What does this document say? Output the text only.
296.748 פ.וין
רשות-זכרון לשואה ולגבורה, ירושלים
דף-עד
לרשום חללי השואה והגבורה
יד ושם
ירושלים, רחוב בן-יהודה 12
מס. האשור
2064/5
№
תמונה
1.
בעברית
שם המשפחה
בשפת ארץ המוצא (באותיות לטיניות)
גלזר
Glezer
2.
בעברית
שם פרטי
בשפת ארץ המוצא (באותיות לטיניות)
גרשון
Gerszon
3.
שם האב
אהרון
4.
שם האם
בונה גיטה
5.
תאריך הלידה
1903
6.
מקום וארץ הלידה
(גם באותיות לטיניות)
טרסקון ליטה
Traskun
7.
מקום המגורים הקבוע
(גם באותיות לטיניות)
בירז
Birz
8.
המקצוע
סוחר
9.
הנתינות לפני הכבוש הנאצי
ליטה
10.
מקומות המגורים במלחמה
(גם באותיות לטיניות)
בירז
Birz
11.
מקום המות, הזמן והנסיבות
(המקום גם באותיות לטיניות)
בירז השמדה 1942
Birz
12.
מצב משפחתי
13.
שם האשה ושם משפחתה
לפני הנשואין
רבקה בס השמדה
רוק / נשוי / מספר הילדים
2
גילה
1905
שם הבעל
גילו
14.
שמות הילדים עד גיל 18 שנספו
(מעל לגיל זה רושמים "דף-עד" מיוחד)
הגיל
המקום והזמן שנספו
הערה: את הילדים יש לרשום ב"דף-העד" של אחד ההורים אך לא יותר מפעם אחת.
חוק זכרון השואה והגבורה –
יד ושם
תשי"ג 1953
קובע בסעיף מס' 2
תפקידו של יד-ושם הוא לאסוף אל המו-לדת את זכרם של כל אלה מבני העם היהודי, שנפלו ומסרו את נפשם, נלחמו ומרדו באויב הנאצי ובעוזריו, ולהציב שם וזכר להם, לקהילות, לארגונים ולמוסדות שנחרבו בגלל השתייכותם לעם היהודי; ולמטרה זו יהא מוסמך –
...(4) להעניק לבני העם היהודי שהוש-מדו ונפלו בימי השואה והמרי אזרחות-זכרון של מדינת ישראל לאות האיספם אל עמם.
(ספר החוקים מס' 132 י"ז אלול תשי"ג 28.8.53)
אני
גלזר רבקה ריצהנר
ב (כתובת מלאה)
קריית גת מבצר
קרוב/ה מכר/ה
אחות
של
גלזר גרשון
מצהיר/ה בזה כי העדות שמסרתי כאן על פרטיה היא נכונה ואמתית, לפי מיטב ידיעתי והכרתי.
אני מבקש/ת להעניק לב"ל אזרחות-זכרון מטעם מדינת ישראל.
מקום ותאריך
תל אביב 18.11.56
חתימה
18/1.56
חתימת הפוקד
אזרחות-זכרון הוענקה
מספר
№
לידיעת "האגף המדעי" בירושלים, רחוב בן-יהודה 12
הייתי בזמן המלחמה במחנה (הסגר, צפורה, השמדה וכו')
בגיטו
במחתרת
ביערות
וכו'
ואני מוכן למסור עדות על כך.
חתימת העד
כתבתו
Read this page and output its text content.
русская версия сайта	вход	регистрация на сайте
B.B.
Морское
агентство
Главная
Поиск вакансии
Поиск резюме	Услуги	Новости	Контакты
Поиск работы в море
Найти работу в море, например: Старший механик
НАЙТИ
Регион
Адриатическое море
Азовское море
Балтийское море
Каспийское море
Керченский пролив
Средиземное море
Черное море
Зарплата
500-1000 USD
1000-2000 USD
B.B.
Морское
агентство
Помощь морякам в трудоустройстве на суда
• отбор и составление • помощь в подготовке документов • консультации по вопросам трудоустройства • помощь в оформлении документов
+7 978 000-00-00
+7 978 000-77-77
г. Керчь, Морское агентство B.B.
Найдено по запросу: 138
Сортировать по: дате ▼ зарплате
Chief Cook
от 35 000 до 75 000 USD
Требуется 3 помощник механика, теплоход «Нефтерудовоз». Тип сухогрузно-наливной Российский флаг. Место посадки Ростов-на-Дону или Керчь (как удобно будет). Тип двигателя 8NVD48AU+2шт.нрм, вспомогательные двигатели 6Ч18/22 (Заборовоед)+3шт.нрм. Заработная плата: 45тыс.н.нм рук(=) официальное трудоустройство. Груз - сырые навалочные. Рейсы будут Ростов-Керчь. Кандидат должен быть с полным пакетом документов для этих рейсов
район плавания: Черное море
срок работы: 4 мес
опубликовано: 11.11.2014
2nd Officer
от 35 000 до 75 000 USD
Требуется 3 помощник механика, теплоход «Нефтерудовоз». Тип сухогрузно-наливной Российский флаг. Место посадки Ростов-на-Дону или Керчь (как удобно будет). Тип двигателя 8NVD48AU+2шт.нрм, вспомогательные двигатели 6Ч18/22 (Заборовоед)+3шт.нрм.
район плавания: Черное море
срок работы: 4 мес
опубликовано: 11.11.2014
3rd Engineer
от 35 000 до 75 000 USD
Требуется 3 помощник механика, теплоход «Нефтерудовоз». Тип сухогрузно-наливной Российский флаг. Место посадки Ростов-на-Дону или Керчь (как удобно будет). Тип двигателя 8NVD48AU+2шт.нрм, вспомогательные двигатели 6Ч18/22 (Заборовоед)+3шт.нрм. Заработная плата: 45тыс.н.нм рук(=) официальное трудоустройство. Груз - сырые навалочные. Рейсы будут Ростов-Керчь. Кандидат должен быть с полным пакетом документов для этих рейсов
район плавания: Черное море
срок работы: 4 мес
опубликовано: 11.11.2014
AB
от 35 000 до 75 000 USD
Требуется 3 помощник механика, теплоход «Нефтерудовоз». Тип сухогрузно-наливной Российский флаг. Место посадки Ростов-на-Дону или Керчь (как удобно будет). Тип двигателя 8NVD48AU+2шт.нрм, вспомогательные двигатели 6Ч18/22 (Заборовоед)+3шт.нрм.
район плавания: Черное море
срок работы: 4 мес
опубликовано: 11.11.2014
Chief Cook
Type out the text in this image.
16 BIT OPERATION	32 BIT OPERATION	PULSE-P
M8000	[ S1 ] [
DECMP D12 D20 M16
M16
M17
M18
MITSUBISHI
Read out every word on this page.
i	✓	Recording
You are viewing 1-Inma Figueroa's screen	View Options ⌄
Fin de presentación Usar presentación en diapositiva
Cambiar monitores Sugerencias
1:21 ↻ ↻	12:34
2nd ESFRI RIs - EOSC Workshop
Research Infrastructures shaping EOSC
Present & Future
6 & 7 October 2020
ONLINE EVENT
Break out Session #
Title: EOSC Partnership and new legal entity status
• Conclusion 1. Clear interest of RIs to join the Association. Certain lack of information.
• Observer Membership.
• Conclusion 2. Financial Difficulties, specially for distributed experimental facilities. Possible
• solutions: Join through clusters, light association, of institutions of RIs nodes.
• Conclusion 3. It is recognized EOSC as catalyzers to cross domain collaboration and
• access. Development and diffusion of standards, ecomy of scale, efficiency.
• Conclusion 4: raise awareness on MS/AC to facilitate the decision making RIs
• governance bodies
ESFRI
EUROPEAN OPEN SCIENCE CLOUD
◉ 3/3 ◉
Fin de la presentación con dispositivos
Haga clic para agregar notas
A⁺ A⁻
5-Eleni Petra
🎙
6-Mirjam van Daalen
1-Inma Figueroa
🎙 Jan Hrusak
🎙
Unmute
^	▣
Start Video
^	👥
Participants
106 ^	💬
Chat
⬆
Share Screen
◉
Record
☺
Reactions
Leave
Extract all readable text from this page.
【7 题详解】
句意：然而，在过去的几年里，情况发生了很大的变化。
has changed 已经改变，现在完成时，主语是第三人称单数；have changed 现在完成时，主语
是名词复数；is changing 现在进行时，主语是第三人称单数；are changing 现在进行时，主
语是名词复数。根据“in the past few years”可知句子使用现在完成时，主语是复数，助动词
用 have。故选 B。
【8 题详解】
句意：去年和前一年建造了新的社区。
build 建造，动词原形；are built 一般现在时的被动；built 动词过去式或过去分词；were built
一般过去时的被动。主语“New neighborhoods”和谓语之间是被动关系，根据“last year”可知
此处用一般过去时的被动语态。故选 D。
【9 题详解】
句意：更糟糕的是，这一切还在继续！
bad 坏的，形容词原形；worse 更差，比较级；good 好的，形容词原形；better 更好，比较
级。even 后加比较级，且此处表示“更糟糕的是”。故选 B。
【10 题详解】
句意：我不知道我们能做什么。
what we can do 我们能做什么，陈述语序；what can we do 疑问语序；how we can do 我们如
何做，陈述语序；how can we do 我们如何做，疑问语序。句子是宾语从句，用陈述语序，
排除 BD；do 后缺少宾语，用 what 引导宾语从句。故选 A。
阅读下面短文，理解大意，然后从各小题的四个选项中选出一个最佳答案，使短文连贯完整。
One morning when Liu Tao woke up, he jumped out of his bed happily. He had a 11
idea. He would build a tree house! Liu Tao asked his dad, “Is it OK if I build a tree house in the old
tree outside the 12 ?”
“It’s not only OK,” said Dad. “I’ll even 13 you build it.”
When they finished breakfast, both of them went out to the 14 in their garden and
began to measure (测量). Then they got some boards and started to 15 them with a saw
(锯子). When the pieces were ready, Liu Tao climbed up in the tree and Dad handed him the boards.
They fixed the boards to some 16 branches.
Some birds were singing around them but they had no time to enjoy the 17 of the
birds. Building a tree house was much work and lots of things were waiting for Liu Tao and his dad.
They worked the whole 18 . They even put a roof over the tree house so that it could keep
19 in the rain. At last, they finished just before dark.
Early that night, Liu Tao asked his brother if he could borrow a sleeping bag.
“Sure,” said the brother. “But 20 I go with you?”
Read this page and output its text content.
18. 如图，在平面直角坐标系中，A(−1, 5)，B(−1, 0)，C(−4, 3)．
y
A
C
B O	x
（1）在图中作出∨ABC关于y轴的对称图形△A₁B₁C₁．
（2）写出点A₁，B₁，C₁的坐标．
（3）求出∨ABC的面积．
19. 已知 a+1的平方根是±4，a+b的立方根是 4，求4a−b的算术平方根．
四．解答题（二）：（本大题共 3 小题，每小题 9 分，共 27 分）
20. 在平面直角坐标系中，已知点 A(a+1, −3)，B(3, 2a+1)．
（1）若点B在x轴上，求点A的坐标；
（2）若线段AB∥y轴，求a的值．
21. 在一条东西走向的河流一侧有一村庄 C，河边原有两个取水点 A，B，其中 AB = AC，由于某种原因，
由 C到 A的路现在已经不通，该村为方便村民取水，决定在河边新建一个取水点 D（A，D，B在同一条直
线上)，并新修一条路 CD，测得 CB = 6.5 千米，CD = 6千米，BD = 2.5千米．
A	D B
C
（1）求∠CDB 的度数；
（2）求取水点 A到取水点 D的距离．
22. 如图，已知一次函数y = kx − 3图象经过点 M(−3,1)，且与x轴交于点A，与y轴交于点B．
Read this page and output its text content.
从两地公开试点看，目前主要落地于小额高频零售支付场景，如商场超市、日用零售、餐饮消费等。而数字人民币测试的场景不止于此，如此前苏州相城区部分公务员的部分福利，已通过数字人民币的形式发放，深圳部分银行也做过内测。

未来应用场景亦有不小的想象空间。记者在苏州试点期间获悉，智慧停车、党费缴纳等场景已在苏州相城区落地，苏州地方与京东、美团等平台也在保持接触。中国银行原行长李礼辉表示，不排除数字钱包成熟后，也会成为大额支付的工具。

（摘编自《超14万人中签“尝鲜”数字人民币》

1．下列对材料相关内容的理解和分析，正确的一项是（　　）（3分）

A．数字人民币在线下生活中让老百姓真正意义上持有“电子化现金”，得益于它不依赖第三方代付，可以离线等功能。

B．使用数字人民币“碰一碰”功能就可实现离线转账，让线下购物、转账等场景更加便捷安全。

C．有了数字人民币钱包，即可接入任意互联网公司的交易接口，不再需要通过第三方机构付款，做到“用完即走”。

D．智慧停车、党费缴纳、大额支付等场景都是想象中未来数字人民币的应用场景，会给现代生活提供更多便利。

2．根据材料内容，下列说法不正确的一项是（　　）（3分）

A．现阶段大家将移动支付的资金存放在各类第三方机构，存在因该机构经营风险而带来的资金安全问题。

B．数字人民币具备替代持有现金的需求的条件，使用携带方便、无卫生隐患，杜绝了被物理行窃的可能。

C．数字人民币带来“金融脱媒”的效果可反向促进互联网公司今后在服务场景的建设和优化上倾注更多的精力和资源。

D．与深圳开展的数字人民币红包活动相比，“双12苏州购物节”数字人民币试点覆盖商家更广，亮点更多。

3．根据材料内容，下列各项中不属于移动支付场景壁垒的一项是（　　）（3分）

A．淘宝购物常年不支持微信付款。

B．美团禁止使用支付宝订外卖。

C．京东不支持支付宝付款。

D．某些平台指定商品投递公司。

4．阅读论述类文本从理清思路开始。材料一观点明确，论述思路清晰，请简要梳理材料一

**The task**
Return, from the data, each line that has the word "אזרחות" in it.

**In response**
...(4) להעניק לבני העם היהודי שהוש-מדו ונפלו בימי השואה והמרי אזרחות-זכרון של מדינת ישראל לאות האיספם אל עמם.
אני מבקש/ת להעניק לב"ל אזרחות-זכרון מטעם מדינת ישראל.
אזרחות-זכרון הוענקה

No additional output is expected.